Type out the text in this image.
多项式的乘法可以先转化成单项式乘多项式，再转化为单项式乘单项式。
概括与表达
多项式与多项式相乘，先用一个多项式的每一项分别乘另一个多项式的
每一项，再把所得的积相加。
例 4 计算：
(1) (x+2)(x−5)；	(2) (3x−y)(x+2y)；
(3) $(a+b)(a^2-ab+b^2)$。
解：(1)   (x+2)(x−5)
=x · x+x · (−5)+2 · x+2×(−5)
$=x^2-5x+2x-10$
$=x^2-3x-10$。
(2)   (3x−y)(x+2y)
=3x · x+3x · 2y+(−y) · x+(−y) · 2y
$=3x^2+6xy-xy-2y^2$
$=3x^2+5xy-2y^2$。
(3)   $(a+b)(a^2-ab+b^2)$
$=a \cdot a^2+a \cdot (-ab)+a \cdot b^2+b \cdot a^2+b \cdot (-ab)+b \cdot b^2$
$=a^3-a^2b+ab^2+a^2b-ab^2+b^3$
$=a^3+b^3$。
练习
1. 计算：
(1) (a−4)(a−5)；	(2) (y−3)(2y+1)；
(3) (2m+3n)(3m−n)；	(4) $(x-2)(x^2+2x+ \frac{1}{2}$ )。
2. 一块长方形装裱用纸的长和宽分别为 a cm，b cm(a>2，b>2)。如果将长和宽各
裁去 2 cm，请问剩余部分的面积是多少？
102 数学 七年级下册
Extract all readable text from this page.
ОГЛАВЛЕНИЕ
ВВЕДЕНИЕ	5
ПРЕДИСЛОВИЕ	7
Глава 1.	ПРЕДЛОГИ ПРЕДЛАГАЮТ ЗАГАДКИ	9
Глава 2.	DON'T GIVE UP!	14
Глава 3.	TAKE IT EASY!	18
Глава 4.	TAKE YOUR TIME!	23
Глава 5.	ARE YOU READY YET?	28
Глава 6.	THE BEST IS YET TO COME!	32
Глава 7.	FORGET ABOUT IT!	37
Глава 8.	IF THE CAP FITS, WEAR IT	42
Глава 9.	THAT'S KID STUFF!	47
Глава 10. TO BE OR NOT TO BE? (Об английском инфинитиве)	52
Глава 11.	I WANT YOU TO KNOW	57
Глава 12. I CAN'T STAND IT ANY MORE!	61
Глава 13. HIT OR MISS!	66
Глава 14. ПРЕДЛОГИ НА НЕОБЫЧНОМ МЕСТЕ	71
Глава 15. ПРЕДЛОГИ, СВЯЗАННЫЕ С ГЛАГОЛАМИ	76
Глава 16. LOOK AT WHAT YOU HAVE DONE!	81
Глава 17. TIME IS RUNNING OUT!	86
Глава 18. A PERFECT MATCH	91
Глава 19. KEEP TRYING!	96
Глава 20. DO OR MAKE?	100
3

○ ○ ○ ○ ○ ○ ○

Work to complete
Show all lines in the entries above where the word "this" appears.

Solution
Type out the text in this image.
Extract all readable text from this page.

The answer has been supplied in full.